** Begin **
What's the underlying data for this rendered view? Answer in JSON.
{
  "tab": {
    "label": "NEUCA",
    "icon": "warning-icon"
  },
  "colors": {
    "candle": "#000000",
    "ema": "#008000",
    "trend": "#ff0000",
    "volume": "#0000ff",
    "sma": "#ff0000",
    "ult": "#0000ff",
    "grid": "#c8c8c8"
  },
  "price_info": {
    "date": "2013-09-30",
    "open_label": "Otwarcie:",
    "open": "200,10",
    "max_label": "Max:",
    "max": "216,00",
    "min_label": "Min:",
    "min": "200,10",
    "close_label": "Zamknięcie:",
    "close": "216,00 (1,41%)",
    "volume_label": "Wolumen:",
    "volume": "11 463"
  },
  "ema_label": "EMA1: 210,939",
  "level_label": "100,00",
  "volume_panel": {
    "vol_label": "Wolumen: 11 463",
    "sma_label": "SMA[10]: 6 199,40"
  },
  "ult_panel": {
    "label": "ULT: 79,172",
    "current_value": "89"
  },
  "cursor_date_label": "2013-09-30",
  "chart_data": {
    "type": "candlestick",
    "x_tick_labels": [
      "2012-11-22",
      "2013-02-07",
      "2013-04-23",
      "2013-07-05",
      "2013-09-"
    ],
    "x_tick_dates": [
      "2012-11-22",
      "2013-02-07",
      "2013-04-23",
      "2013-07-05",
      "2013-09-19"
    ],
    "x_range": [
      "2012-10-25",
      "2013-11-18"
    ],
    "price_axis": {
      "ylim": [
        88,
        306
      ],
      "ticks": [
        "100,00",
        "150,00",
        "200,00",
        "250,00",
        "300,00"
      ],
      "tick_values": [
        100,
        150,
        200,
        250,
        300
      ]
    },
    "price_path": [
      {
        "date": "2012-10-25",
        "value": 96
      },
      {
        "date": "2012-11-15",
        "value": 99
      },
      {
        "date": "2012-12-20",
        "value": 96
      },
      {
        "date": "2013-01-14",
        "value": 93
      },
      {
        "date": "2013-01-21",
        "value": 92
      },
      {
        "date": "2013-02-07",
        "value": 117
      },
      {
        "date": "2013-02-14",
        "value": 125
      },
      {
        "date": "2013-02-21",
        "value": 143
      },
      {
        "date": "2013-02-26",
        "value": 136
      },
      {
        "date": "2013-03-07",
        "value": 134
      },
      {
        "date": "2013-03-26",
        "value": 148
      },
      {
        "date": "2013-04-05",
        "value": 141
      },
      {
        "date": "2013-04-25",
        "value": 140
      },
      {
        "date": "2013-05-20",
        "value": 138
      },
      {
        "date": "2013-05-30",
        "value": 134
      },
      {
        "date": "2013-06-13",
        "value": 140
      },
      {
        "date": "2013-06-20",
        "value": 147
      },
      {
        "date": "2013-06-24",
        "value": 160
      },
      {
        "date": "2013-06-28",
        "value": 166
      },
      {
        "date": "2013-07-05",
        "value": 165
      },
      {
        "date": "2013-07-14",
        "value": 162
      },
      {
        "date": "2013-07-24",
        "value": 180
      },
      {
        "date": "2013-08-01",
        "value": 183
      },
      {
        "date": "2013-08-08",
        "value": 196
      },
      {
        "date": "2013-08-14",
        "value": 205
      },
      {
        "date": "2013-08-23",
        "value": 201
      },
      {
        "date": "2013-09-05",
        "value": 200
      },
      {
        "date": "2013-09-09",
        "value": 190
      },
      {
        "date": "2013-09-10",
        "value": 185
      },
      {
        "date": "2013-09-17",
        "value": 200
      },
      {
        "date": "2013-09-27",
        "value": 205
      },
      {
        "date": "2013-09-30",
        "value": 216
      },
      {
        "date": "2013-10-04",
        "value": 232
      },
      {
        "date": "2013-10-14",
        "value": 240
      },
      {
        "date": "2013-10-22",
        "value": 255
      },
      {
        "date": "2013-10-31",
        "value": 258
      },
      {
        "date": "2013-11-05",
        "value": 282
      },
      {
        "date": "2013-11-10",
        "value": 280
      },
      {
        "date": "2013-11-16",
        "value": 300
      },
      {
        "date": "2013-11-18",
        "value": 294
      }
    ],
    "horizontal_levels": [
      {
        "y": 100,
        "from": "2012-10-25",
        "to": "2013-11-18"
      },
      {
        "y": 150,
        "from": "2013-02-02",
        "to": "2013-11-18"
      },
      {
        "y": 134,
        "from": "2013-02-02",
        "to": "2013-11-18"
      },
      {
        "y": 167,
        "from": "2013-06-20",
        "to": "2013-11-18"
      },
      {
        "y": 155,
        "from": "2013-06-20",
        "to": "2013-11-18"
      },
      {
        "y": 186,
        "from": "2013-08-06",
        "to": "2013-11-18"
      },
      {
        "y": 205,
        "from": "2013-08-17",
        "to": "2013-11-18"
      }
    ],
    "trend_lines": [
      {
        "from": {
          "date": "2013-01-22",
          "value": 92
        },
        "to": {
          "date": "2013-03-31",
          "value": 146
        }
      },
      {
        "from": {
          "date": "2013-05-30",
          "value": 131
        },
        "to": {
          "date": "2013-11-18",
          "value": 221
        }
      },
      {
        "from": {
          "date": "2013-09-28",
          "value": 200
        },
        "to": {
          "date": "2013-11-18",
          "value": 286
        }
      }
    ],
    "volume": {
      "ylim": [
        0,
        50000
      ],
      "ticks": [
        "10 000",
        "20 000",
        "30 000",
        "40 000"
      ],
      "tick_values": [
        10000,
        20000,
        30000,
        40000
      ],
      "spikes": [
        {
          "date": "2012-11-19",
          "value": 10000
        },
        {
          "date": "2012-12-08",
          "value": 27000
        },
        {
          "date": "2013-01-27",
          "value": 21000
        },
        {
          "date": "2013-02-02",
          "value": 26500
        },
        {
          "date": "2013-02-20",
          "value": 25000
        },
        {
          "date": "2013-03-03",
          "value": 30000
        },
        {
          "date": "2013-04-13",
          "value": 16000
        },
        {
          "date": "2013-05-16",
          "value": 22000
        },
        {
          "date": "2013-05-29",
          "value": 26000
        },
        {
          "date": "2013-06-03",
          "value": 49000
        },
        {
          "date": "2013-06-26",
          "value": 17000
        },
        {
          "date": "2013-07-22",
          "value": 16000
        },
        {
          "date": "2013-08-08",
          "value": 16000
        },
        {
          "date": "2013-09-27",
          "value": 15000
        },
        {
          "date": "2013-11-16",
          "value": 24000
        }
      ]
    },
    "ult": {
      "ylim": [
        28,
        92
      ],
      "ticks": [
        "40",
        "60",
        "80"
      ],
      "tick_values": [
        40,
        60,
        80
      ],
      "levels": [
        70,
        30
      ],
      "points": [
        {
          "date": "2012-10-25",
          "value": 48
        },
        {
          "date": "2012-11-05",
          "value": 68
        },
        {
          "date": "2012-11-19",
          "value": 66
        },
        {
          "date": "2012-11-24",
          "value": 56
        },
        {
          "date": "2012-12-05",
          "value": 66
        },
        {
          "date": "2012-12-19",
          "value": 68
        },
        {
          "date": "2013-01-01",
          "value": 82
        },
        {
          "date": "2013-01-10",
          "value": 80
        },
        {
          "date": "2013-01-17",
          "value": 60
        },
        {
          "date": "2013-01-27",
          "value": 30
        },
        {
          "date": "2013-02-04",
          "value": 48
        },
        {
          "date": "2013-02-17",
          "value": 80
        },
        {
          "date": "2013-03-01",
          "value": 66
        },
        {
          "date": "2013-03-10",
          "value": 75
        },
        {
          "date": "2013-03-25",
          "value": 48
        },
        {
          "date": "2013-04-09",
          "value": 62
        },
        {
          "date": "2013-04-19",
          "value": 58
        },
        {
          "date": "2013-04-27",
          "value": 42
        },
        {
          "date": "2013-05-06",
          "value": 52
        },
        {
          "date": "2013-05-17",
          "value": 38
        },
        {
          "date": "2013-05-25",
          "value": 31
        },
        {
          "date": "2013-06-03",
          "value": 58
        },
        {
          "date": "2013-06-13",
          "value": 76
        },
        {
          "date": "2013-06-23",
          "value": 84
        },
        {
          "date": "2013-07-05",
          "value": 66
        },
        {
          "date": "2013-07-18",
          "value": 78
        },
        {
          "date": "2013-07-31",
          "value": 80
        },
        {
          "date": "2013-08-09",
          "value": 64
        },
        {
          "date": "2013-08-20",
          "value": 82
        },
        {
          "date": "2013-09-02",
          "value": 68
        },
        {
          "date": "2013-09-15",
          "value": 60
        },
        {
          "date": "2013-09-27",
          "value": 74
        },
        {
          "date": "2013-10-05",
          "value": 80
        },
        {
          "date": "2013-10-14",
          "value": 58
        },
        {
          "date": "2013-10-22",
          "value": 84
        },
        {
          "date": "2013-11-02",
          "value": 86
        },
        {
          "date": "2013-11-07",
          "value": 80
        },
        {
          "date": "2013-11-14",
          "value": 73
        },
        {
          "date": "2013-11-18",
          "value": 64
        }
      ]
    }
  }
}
** End **
■ **WHAT YOU SHOULD DO**:
Filter for "Wolumen". Return all lines that hold it.

■ **ANSWER TO THIS PROBLEM**:
    "volume_label": "Wolumen:",
    "vol_label": "Wolumen: 11 463",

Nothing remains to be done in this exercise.